> _Dataset items_:
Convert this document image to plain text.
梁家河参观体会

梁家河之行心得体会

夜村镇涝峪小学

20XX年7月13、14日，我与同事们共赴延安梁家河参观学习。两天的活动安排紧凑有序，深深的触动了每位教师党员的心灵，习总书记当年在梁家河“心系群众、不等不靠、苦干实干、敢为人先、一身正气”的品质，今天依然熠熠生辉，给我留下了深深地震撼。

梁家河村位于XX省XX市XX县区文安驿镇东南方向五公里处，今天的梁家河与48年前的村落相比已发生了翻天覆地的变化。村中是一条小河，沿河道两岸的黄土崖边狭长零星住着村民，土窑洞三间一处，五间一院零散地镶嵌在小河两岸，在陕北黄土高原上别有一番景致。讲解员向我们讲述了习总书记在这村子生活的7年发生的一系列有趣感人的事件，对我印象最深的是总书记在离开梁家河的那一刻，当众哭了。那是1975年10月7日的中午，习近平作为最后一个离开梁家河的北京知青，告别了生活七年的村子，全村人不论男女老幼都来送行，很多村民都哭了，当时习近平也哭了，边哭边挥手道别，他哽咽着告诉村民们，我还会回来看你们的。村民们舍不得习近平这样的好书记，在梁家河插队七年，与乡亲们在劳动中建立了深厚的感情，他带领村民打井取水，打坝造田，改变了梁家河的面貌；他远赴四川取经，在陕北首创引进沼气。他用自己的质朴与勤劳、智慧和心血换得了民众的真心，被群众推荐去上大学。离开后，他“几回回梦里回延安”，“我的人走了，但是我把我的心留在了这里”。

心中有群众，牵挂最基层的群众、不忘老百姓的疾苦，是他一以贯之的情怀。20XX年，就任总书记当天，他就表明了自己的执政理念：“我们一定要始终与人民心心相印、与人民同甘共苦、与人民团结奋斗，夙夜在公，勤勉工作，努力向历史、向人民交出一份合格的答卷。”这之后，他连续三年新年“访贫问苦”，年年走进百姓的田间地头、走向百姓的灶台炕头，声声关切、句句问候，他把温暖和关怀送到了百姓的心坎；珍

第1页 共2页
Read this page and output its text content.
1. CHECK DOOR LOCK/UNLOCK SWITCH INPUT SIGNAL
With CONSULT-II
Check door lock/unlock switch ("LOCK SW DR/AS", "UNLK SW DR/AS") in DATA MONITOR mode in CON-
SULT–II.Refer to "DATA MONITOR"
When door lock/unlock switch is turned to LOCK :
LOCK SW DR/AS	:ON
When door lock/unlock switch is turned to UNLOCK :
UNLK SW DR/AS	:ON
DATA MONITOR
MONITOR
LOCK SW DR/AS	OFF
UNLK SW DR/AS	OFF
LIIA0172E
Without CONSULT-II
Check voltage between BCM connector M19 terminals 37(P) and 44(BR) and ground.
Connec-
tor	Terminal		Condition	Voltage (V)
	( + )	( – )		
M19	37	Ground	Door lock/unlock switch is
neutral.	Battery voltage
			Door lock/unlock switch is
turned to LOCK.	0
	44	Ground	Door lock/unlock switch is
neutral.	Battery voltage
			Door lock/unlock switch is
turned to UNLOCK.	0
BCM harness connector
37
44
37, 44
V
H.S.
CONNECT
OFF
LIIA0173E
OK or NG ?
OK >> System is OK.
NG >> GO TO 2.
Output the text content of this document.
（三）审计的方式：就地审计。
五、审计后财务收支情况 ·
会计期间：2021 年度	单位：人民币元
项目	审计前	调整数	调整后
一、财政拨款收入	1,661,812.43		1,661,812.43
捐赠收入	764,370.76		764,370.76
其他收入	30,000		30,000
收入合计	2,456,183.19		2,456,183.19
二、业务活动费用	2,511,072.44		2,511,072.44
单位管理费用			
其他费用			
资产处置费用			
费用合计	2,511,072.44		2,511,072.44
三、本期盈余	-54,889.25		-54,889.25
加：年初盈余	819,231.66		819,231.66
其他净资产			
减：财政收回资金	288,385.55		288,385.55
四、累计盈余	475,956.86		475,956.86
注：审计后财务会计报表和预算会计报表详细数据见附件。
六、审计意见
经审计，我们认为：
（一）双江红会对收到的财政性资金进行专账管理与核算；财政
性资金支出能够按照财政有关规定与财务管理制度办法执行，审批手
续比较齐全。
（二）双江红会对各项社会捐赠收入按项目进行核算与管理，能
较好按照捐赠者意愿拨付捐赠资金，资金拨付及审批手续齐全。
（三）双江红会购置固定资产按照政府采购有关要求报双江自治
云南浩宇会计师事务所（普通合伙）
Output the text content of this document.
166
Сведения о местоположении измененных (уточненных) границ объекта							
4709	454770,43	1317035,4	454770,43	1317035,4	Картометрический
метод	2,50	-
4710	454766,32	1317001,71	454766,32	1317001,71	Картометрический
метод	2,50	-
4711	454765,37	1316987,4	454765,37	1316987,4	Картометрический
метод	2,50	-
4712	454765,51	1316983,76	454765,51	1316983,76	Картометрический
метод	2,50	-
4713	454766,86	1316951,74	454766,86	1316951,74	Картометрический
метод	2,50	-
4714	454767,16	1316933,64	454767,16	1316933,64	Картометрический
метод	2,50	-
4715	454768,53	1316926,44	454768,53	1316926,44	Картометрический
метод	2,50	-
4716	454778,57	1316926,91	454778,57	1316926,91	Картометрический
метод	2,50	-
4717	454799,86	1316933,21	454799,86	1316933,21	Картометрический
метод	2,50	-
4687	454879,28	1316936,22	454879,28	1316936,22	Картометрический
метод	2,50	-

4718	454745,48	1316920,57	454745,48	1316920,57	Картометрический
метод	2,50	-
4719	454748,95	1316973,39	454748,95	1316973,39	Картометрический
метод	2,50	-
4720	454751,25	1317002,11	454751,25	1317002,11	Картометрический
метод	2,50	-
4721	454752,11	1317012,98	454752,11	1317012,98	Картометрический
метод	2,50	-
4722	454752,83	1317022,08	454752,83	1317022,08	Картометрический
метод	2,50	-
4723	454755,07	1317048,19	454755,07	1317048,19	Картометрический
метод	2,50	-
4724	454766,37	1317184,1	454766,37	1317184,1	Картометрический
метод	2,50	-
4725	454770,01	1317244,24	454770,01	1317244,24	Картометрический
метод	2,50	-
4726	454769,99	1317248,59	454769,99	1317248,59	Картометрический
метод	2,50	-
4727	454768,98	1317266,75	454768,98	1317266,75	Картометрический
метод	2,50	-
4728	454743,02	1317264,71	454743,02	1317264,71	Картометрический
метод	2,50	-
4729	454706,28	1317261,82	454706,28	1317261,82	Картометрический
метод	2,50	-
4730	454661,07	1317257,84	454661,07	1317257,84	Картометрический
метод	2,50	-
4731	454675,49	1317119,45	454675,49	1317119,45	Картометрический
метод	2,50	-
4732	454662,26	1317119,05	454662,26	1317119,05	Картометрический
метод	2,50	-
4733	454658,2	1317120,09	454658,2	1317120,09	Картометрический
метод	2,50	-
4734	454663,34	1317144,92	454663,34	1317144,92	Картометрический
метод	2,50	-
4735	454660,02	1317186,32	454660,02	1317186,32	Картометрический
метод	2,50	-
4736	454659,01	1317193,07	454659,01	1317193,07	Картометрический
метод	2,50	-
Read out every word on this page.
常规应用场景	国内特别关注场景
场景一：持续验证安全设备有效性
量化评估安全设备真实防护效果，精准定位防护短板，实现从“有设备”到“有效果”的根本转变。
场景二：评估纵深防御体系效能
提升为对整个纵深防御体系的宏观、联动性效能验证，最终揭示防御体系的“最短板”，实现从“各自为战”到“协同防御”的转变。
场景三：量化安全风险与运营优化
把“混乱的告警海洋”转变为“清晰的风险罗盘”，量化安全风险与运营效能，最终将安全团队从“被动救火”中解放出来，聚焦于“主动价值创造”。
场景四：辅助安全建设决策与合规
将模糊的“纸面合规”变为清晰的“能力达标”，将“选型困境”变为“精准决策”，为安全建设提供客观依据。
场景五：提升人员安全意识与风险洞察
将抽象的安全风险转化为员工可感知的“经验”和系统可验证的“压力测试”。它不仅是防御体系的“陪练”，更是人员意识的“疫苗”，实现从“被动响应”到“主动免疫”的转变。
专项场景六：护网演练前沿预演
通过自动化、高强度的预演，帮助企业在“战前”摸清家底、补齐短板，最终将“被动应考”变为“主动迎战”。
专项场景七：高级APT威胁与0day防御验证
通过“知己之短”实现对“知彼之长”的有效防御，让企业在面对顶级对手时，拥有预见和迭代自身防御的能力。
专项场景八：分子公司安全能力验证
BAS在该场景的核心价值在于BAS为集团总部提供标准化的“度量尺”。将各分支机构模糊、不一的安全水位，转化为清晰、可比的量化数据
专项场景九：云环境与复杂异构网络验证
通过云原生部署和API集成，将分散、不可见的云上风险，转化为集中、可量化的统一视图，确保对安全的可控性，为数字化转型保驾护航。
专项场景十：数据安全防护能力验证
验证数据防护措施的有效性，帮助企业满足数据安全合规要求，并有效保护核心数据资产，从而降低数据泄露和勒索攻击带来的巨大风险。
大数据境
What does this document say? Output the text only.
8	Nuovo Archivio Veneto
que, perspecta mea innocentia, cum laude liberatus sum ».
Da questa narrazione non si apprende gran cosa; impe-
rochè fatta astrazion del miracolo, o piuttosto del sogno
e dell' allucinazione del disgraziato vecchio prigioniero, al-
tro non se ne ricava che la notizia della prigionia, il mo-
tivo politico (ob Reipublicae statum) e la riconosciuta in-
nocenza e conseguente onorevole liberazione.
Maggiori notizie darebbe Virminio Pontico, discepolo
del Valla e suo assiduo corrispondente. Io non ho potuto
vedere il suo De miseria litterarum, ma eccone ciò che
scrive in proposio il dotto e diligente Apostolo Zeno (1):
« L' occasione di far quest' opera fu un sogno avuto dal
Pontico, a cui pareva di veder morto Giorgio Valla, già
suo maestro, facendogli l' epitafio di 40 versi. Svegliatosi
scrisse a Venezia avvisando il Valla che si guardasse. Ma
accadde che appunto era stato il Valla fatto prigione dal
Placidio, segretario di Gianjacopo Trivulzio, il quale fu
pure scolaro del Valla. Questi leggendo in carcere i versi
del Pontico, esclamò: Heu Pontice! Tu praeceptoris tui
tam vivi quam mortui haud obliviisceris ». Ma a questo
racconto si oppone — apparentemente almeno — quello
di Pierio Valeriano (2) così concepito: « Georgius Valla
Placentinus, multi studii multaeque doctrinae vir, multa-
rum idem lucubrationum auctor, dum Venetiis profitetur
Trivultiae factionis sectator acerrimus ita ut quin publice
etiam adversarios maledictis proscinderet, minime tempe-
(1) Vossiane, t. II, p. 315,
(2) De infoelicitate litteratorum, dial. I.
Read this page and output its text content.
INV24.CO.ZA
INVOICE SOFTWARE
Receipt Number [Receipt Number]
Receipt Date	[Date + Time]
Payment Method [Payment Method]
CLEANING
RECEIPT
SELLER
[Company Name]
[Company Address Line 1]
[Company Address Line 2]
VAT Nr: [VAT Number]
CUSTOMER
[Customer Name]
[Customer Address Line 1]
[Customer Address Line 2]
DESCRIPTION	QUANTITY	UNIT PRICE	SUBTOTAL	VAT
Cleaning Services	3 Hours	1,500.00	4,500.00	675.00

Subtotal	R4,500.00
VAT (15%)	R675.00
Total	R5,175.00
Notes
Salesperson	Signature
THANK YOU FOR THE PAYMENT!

> _Directive_: Collect the lines of the data that carry the word "MONITOR".

> _Complete response_:
Check door lock/unlock switch ("LOCK SW DR/AS", "UNLK SW DR/AS") in DATA MONITOR mode in CON-
SULT–II.Refer to "DATA MONITOR"
DATA MONITOR
MONITOR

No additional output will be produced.